Data provided |
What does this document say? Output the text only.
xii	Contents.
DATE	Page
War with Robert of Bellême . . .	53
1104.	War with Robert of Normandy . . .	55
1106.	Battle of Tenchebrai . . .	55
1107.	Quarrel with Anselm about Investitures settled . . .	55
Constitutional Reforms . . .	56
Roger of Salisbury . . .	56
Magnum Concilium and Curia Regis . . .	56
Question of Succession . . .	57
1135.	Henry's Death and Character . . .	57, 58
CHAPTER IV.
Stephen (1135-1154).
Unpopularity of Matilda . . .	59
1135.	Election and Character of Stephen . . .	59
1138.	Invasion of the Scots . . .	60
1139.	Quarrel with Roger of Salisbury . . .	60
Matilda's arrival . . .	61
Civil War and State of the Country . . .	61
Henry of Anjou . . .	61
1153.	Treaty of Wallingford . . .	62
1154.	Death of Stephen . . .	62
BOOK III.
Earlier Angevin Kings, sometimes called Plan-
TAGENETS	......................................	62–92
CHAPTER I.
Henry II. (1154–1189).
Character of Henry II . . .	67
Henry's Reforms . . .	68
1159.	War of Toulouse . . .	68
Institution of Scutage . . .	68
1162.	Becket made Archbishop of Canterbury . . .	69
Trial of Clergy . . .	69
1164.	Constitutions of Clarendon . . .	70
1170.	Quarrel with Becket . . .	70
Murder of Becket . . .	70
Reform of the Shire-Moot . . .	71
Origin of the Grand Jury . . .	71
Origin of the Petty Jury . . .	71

Aim of the exercise | Show the data once more, exactly as it was written.

Reply |
What does this document say? Output the text only.
xii	Contents.
DATE	Page
War with Robert of Bellême . . .	53
1104.	War with Robert of Normandy . . .	55
1106.	Battle of Tenchebrai . . .	55
1107.	Quarrel with Anselm about Investitures settled . . .	55
Constitutional Reforms . . .	56
Roger of Salisbury . . .	56
Magnum Concilium and Curia Regis . . .	56
Question of Succession . . .	57
1135.	Henry's Death and Character . . .	57, 58
CHAPTER IV.
Stephen (1135-1154).
Unpopularity of Matilda . . .	59
1135.	Election and Character of Stephen . . .	59
1138.	Invasion of the Scots . . .	60
1139.	Quarrel with Roger of Salisbury . . .	60
Matilda's arrival . . .	61
Civil War and State of the Country . . .	61
Henry of Anjou . . .	61
1153.	Treaty of Wallingford . . .	62
1154.	Death of Stephen . . .	62
BOOK III.
Earlier Angevin Kings, sometimes called Plan-
TAGENETS	......................................	62–92
CHAPTER I.
Henry II. (1154–1189).
Character of Henry II . . .	67
Henry's Reforms . . .	68
1159.	War of Toulouse . . .	68
Institution of Scutage . . .	68
1162.	Becket made Archbishop of Canterbury . . .	69
Trial of Clergy . . .	69
1164.	Constitutions of Clarendon . . .	70
1170.	Quarrel with Becket . . .	70
Murder of Becket . . .	70
Reform of the Shire-Moot . . .	71
Origin of the Grand Jury . . .	71
Origin of the Petty Jury . . .	71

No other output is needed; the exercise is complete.